*Work instructions*.
Scan the records for the string "filename"; copy each line where it occurs.
------------------------------------------------------------------------
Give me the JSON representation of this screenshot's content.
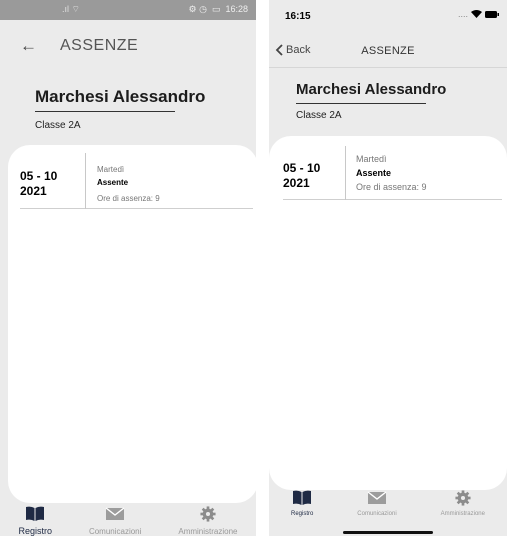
{
  "android": {
    "status_time": "16:28",
    "title": "ASSENZE",
    "student_name": "Marchesi Alessandro",
    "class_label": "Classe 2A",
    "entry": {
      "date": "05 - 10\n2021",
      "weekday": "Martedì",
      "status": "Assente",
      "hours": "Ore di assenza: 9"
    },
    "tabs": [
      {
        "label": "Registro",
        "icon": "book-icon"
      },
      {
        "label": "Comunicazioni",
        "icon": "mail-icon"
      },
      {
        "label": "Amministrazione",
        "icon": "gear-icon"
      }
    ]
  },
  "ios": {
    "status_time": "16:15",
    "status_dots": "....",
    "back_label": "Back",
    "title": "ASSENZE",
    "student_name": "Marchesi Alessandro",
    "class_label": "Classe 2A",
    "entry": {
      "date": "05 - 10\n2021",
      "weekday": "Martedì",
      "status": "Assente",
      "hours": "Ore di assenza: 9"
    },
    "tabs": [
      {
        "label": "Registro",
        "icon": "book-icon"
      },
      {
        "label": "Comunicazioni",
        "icon": "mail-icon"
      },
      {
        "label": "Amministrazione",
        "icon": "gear-icon"
      }
    ]
  },
  "colors": {
    "background": "#ebebeb",
    "card": "#ffffff",
    "active_tab": "#1f2a44",
    "inactive_tab": "#999999"
  }
}
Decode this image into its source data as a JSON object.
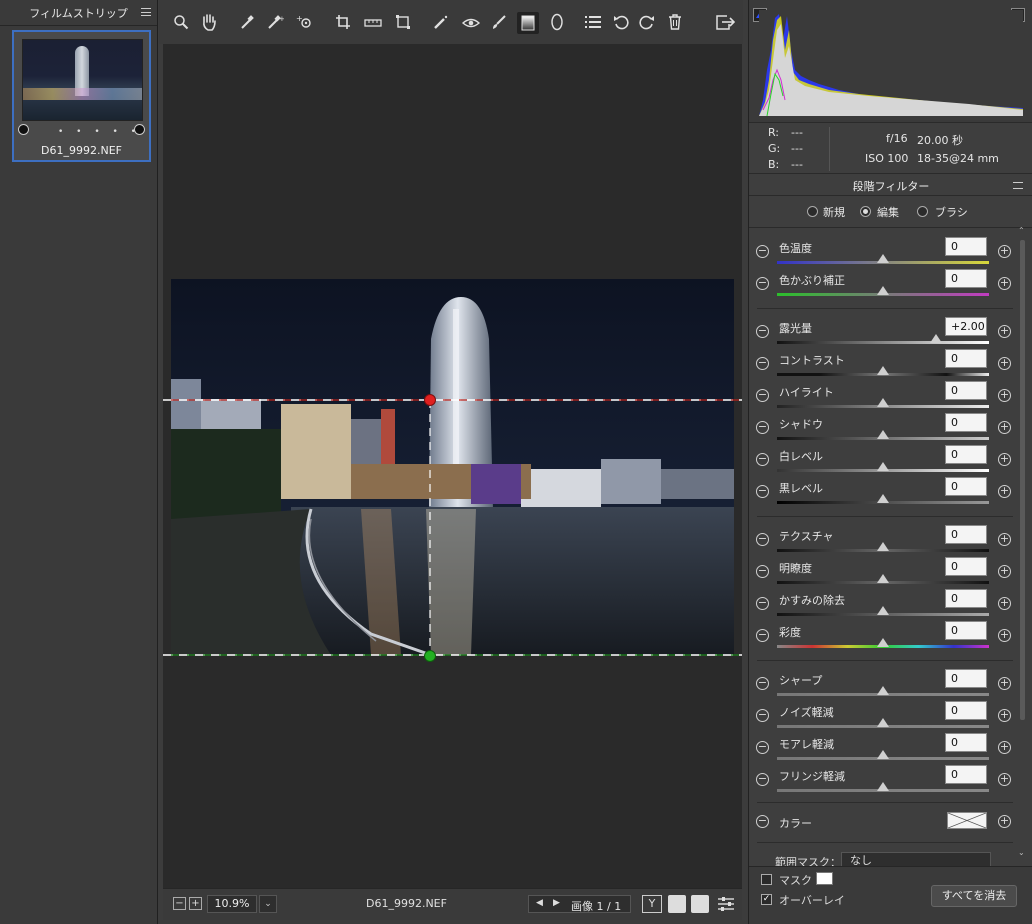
{
  "filmstrip": {
    "title": "フィルムストリップ",
    "thumbnail": {
      "filename": "D61_9992.NEF",
      "rating_dots": "• • • • •"
    }
  },
  "toolbar": {
    "tools": [
      "zoom-icon",
      "hand-icon",
      "white-balance-icon",
      "color-sampler-icon",
      "target-adjust-icon",
      "crop-icon",
      "straighten-icon",
      "transform-icon",
      "spot-removal-icon",
      "red-eye-icon",
      "adjustment-brush-icon",
      "graduated-filter-icon",
      "radial-filter-icon",
      "presets-list-icon",
      "rotate-left-icon",
      "rotate-right-icon",
      "trash-icon",
      "open-preferences-icon"
    ]
  },
  "bottombar": {
    "zoom_value": "10.9%",
    "filename": "D61_9992.NEF",
    "image_counter": "画像 1 / 1",
    "compare_label": "Y"
  },
  "info": {
    "r_label": "R:",
    "r_value": "---",
    "g_label": "G:",
    "g_value": "---",
    "b_label": "B:",
    "b_value": "---",
    "aperture": "f/16",
    "shutter": "20.00 秒",
    "iso": "ISO 100",
    "lens": "18-35@24 mm"
  },
  "panel": {
    "title": "段階フィルター",
    "modes": [
      {
        "label": "新規",
        "selected": false
      },
      {
        "label": "編集",
        "selected": true
      },
      {
        "label": "ブラシ",
        "selected": false
      }
    ],
    "sliders": [
      {
        "label": "色温度",
        "value": "0",
        "position": 0.5
      },
      {
        "label": "色かぶり補正",
        "value": "0",
        "position": 0.5
      },
      {
        "label": "露光量",
        "value": "+2.00",
        "position": 0.75
      },
      {
        "label": "コントラスト",
        "value": "0",
        "position": 0.5
      },
      {
        "label": "ハイライト",
        "value": "0",
        "position": 0.5
      },
      {
        "label": "シャドウ",
        "value": "0",
        "position": 0.5
      },
      {
        "label": "白レベル",
        "value": "0",
        "position": 0.5
      },
      {
        "label": "黒レベル",
        "value": "0",
        "position": 0.5
      },
      {
        "label": "テクスチャ",
        "value": "0",
        "position": 0.5
      },
      {
        "label": "明瞭度",
        "value": "0",
        "position": 0.5
      },
      {
        "label": "かすみの除去",
        "value": "0",
        "position": 0.5
      },
      {
        "label": "彩度",
        "value": "0",
        "position": 0.5
      },
      {
        "label": "シャープ",
        "value": "0",
        "position": 0.5
      },
      {
        "label": "ノイズ軽減",
        "value": "0",
        "position": 0.5
      },
      {
        "label": "モアレ軽減",
        "value": "0",
        "position": 0.5
      },
      {
        "label": "フリンジ軽減",
        "value": "0",
        "position": 0.5
      }
    ],
    "color_label": "カラー",
    "range_mask_label": "範囲マスク：",
    "range_mask_value": "なし"
  },
  "bottom": {
    "mask_label": "マスク",
    "mask_checked": false,
    "overlay_label": "オーバーレイ",
    "overlay_checked": true,
    "clear_all_label": "すべてを消去"
  },
  "colors": {
    "accent": "#3d6fc1",
    "filter_top_pin": "#e02020",
    "filter_bottom_pin": "#22b022"
  }
}
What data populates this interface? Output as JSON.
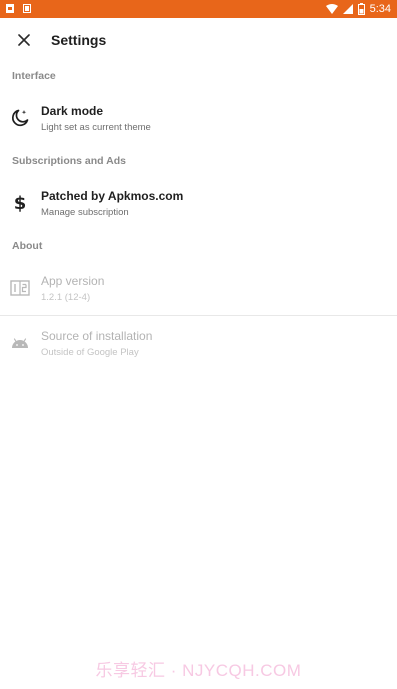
{
  "status_bar": {
    "time": "5:34",
    "icons": [
      "notification-icon",
      "download-icon",
      "wifi-icon",
      "signal-icon",
      "battery-icon"
    ],
    "background_color": "#e8661a"
  },
  "toolbar": {
    "title": "Settings",
    "close_icon": "close-icon"
  },
  "sections": {
    "interface": {
      "header": "Interface",
      "items": [
        {
          "title": "Dark mode",
          "subtitle": "Light set as current theme",
          "icon": "moon-icon"
        }
      ]
    },
    "subscriptions": {
      "header": "Subscriptions and Ads",
      "items": [
        {
          "title": "Patched by Apkmos.com",
          "subtitle": "Manage subscription",
          "icon": "dollar-icon"
        }
      ]
    },
    "about": {
      "header": "About",
      "items": [
        {
          "title": "App version",
          "subtitle": "1.2.1 (12-4)",
          "icon": "version-icon"
        },
        {
          "title": "Source of installation",
          "subtitle": "Outside of Google Play",
          "icon": "android-icon"
        }
      ]
    }
  },
  "watermark": "乐享轻汇 · NJYCQH.COM"
}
------------------------------------------------------------------------
*Complete answer*.
      "filename": "D61_9992.NEF",
    "filename": "D61_9992.NEF",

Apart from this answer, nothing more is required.